━━━━━ RAW DATA

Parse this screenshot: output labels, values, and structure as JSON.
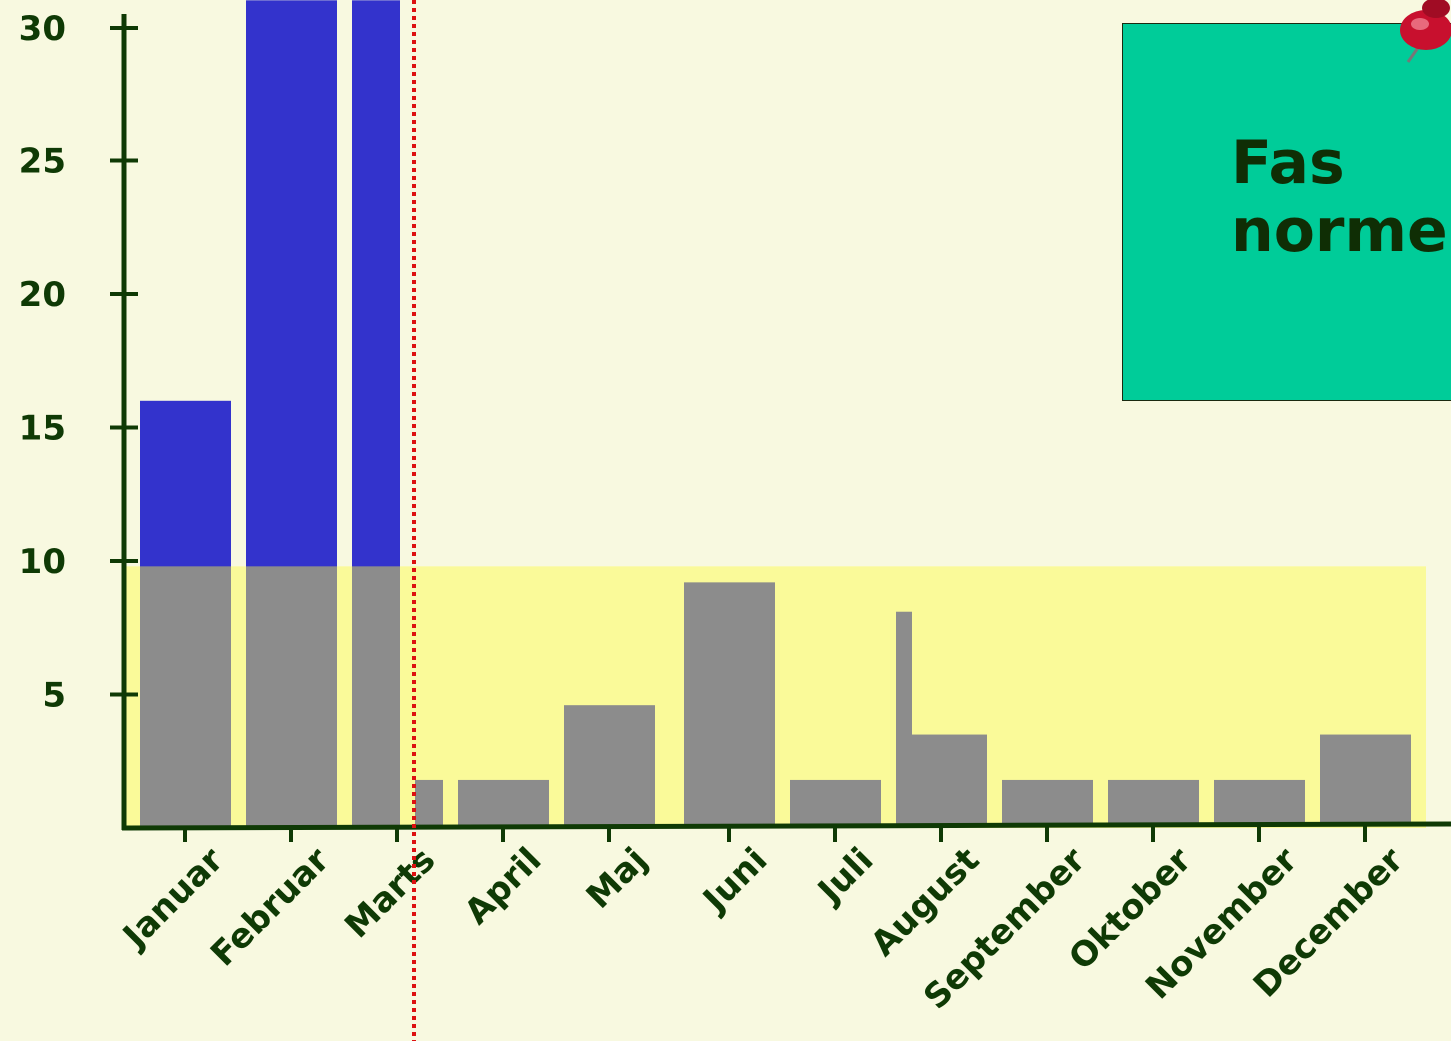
{
  "chart_data": {
    "type": "bar",
    "categories": [
      "Januar",
      "Februar",
      "Marts",
      "April",
      "Maj",
      "Juni",
      "Juli",
      "August",
      "September",
      "Oktober",
      "November",
      "December"
    ],
    "series": [
      {
        "values": [
          16,
          31,
          31,
          null,
          null,
          null,
          null,
          null,
          null,
          null,
          null,
          null
        ],
        "color": "#3333cc"
      },
      {
        "values": [
          9.8,
          9.8,
          9.8,
          1.8,
          4.6,
          9.2,
          1.8,
          3.5,
          1.8,
          1.8,
          1.8,
          3.5
        ],
        "color": "#8c8c8c"
      }
    ],
    "extra_marks": [
      {
        "category": "Marts",
        "value": 1.8,
        "note": "right part of Marts grey bar beyond the divider"
      },
      {
        "category": "August",
        "value": 8.1,
        "note": "narrow left spike"
      }
    ],
    "normal_band": {
      "from": 0,
      "to": 9.8,
      "color": "#fafa99"
    },
    "yticks": [
      5,
      10,
      15,
      20,
      25,
      30
    ],
    "ylim": [
      0,
      30.6
    ],
    "divider_color": "#dd1111",
    "axis_color": "#0f3a05",
    "title": "",
    "xlabel": "",
    "ylabel": ""
  },
  "note": {
    "text": "Fas\nnorme",
    "background": "#00cc99"
  }
}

━━━━━━━━━━

» PROBLEM TO WORK ON
All the lines above are to be reproduced exactly, except the pictures.

» TASK OUTPUT
Parse this screenshot: output labels, values, and structure as JSON.
{
  "chart_data": {
    "type": "bar",
    "categories": [
      "Januar",
      "Februar",
      "Marts",
      "April",
      "Maj",
      "Juni",
      "Juli",
      "August",
      "September",
      "Oktober",
      "November",
      "December"
    ],
    "series": [
      {
        "values": [
          16,
          31,
          31,
          null,
          null,
          null,
          null,
          null,
          null,
          null,
          null,
          null
        ],
        "color": "#3333cc"
      },
      {
        "values": [
          9.8,
          9.8,
          9.8,
          1.8,
          4.6,
          9.2,
          1.8,
          3.5,
          1.8,
          1.8,
          1.8,
          3.5
        ],
        "color": "#8c8c8c"
      }
    ],
    "extra_marks": [
      {
        "category": "Marts",
        "value": 1.8,
        "note": "right part of Marts grey bar beyond the divider"
      },
      {
        "category": "August",
        "value": 8.1,
        "note": "narrow left spike"
      }
    ],
    "normal_band": {
      "from": 0,
      "to": 9.8,
      "color": "#fafa99"
    },
    "yticks": [
      5,
      10,
      15,
      20,
      25,
      30
    ],
    "ylim": [
      0,
      30.6
    ],
    "divider_color": "#dd1111",
    "axis_color": "#0f3a05",
    "title": "",
    "xlabel": "",
    "ylabel": ""
  },
  "note": {
    "text": "Fas\nnorme",
    "background": "#00cc99"
  }
}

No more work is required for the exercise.